Stated goal:
Set down, in full, every record in the block.

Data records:
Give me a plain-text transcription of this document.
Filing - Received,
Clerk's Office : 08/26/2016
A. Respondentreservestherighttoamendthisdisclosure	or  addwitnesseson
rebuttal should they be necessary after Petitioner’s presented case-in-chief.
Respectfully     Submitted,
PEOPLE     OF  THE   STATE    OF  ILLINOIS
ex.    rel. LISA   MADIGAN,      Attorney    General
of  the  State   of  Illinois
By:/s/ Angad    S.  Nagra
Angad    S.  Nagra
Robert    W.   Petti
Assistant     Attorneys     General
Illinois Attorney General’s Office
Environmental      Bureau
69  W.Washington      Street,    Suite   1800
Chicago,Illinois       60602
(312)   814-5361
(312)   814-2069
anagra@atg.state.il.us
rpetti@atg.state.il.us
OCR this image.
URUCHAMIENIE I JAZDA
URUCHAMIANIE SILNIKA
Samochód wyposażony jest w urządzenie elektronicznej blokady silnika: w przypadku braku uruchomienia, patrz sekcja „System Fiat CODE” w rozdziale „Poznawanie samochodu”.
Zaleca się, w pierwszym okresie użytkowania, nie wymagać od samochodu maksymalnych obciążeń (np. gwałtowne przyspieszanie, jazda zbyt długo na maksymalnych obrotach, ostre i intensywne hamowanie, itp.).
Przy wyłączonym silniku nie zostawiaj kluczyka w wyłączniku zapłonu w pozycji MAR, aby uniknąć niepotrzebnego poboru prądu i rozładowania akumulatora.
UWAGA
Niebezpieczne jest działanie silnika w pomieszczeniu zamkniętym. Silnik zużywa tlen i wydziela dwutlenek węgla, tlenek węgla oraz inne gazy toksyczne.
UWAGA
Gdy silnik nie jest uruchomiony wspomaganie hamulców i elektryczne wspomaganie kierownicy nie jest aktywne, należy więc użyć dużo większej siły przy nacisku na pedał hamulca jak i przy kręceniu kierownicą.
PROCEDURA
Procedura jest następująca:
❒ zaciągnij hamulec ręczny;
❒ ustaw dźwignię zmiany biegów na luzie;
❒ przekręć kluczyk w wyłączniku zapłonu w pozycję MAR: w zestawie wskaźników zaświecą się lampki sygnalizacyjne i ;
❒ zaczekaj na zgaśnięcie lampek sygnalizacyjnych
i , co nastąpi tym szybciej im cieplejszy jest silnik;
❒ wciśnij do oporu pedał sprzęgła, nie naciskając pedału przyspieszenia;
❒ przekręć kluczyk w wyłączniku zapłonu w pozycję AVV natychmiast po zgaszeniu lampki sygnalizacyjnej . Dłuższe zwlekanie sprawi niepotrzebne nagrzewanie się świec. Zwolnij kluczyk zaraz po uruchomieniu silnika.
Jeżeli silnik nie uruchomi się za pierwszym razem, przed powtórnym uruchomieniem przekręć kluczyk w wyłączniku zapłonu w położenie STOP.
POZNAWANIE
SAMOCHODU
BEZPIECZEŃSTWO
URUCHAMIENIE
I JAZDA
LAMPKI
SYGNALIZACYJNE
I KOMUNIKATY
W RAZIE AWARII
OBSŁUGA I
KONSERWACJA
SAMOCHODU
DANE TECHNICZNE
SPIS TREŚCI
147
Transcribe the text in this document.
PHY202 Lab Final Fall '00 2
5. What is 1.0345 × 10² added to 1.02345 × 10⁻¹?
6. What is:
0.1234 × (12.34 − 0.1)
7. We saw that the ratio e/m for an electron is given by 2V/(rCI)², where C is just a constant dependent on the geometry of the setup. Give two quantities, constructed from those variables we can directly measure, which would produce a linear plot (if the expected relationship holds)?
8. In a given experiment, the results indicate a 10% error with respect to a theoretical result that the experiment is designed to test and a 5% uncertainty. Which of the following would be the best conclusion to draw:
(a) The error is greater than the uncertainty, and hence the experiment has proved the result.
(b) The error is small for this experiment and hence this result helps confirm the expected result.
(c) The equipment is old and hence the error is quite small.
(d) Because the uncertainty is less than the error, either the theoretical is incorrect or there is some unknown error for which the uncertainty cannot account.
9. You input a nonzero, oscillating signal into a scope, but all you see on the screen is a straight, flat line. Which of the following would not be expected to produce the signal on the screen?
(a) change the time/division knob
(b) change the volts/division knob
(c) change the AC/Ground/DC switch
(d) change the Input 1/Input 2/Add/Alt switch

Complete response:
Give me a plain-text transcription of this document.
Filing - Received,
Clerk's Office : 08/26/2016
A. Respondentreservestherighttoamendthisdisclosure	or  addwitnesseson
rebuttal should they be necessary after Petitioner’s presented case-in-chief.
Respectfully     Submitted,
PEOPLE     OF  THE   STATE    OF  ILLINOIS
ex.    rel. LISA   MADIGAN,      Attorney    General
of  the  State   of  Illinois
By:/s/ Angad    S.  Nagra
Angad    S.  Nagra
Robert    W.   Petti
Assistant     Attorneys     General
Illinois Attorney General’s Office
Environmental      Bureau
69  W.Washington      Street,    Suite   1800
Chicago,Illinois       60602
(312)   814-5361
(312)   814-2069
anagra@atg.state.il.us
rpetti@atg.state.il.us
OCR this image.
URUCHAMIENIE I JAZDA
URUCHAMIANIE SILNIKA
Samochód wyposażony jest w urządzenie elektronicznej blokady silnika: w przypadku braku uruchomienia, patrz sekcja „System Fiat CODE” w rozdziale „Poznawanie samochodu”.
Zaleca się, w pierwszym okresie użytkowania, nie wymagać od samochodu maksymalnych obciążeń (np. gwałtowne przyspieszanie, jazda zbyt długo na maksymalnych obrotach, ostre i intensywne hamowanie, itp.).
Przy wyłączonym silniku nie zostawiaj kluczyka w wyłączniku zapłonu w pozycji MAR, aby uniknąć niepotrzebnego poboru prądu i rozładowania akumulatora.
UWAGA
Niebezpieczne jest działanie silnika w pomieszczeniu zamkniętym. Silnik zużywa tlen i wydziela dwutlenek węgla, tlenek węgla oraz inne gazy toksyczne.
UWAGA
Gdy silnik nie jest uruchomiony wspomaganie hamulców i elektryczne wspomaganie kierownicy nie jest aktywne, należy więc użyć dużo większej siły przy nacisku na pedał hamulca jak i przy kręceniu kierownicą.
PROCEDURA
Procedura jest następująca:
❒ zaciągnij hamulec ręczny;
❒ ustaw dźwignię zmiany biegów na luzie;
❒ przekręć kluczyk w wyłączniku zapłonu w pozycję MAR: w zestawie wskaźników zaświecą się lampki sygnalizacyjne i ;
❒ zaczekaj na zgaśnięcie lampek sygnalizacyjnych
i , co nastąpi tym szybciej im cieplejszy jest silnik;
❒ wciśnij do oporu pedał sprzęgła, nie naciskając pedału przyspieszenia;
❒ przekręć kluczyk w wyłączniku zapłonu w pozycję AVV natychmiast po zgaszeniu lampki sygnalizacyjnej . Dłuższe zwlekanie sprawi niepotrzebne nagrzewanie się świec. Zwolnij kluczyk zaraz po uruchomieniu silnika.
Jeżeli silnik nie uruchomi się za pierwszym razem, przed powtórnym uruchomieniem przekręć kluczyk w wyłączniku zapłonu w położenie STOP.
POZNAWANIE
SAMOCHODU
BEZPIECZEŃSTWO
URUCHAMIENIE
I JAZDA
LAMPKI
SYGNALIZACYJNE
I KOMUNIKATY
W RAZIE AWARII
OBSŁUGA I
KONSERWACJA
SAMOCHODU
DANE TECHNICZNE
SPIS TREŚCI
147
Transcribe the text in this document.
PHY202 Lab Final Fall '00 2
5. What is 1.0345 × 10² added to 1.02345 × 10⁻¹?
6. What is:
0.1234 × (12.34 − 0.1)
7. We saw that the ratio e/m for an electron is given by 2V/(rCI)², where C is just a constant dependent on the geometry of the setup. Give two quantities, constructed from those variables we can directly measure, which would produce a linear plot (if the expected relationship holds)?
8. In a given experiment, the results indicate a 10% error with respect to a theoretical result that the experiment is designed to test and a 5% uncertainty. Which of the following would be the best conclusion to draw:
(a) The error is greater than the uncertainty, and hence the experiment has proved the result.
(b) The error is small for this experiment and hence this result helps confirm the expected result.
(c) The equipment is old and hence the error is quite small.
(d) Because the uncertainty is less than the error, either the theoretical is incorrect or there is some unknown error for which the uncertainty cannot account.
9. You input a nonzero, oscillating signal into a scope, but all you see on the screen is a straight, flat line. Which of the following would not be expected to produce the signal on the screen?
(a) change the time/division knob
(b) change the volts/division knob
(c) change the AC/Ground/DC switch
(d) change the Input 1/Input 2/Add/Alt switch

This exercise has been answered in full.